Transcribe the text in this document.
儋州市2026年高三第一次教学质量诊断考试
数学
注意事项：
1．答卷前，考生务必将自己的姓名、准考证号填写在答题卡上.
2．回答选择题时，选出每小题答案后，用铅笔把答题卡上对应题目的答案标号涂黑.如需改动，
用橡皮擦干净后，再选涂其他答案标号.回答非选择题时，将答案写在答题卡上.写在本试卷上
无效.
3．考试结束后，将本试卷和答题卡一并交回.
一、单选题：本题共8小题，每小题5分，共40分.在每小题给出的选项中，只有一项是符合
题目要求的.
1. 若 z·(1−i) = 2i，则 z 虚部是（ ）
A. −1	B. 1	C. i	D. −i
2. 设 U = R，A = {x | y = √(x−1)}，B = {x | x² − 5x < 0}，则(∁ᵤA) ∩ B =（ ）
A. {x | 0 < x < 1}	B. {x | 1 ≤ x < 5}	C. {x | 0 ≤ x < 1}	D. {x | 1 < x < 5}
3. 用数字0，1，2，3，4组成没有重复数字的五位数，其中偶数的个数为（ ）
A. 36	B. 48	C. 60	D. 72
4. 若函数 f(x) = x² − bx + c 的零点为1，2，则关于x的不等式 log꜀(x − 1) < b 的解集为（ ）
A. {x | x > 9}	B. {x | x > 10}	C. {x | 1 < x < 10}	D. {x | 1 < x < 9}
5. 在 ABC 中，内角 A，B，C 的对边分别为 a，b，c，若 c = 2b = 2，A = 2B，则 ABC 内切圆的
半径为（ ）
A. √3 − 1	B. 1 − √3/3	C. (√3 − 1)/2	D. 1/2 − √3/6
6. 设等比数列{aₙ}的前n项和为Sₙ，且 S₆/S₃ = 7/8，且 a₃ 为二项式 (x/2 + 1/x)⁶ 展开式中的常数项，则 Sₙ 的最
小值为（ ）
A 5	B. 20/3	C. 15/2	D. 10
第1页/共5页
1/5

What is being asked:
Quote every record above exactly.

Answer to this task:
Transcribe the text in this document.
儋州市2026年高三第一次教学质量诊断考试
数学
注意事项：
1．答卷前，考生务必将自己的姓名、准考证号填写在答题卡上.
2．回答选择题时，选出每小题答案后，用铅笔把答题卡上对应题目的答案标号涂黑.如需改动，
用橡皮擦干净后，再选涂其他答案标号.回答非选择题时，将答案写在答题卡上.写在本试卷上
无效.
3．考试结束后，将本试卷和答题卡一并交回.
一、单选题：本题共8小题，每小题5分，共40分.在每小题给出的选项中，只有一项是符合
题目要求的.
1. 若 z·(1−i) = 2i，则 z 虚部是（ ）
A. −1	B. 1	C. i	D. −i
2. 设 U = R，A = {x | y = √(x−1)}，B = {x | x² − 5x < 0}，则(∁ᵤA) ∩ B =（ ）
A. {x | 0 < x < 1}	B. {x | 1 ≤ x < 5}	C. {x | 0 ≤ x < 1}	D. {x | 1 < x < 5}
3. 用数字0，1，2，3，4组成没有重复数字的五位数，其中偶数的个数为（ ）
A. 36	B. 48	C. 60	D. 72
4. 若函数 f(x) = x² − bx + c 的零点为1，2，则关于x的不等式 log꜀(x − 1) < b 的解集为（ ）
A. {x | x > 9}	B. {x | x > 10}	C. {x | 1 < x < 10}	D. {x | 1 < x < 9}
5. 在 ABC 中，内角 A，B，C 的对边分别为 a，b，c，若 c = 2b = 2，A = 2B，则 ABC 内切圆的
半径为（ ）
A. √3 − 1	B. 1 − √3/3	C. (√3 − 1)/2	D. 1/2 − √3/6
6. 设等比数列{aₙ}的前n项和为Sₙ，且 S₆/S₃ = 7/8，且 a₃ 为二项式 (x/2 + 1/x)⁶ 展开式中的常数项，则 Sₙ 的最
小值为（ ）
A 5	B. 20/3	C. 15/2	D. 10
第1页/共5页
1/5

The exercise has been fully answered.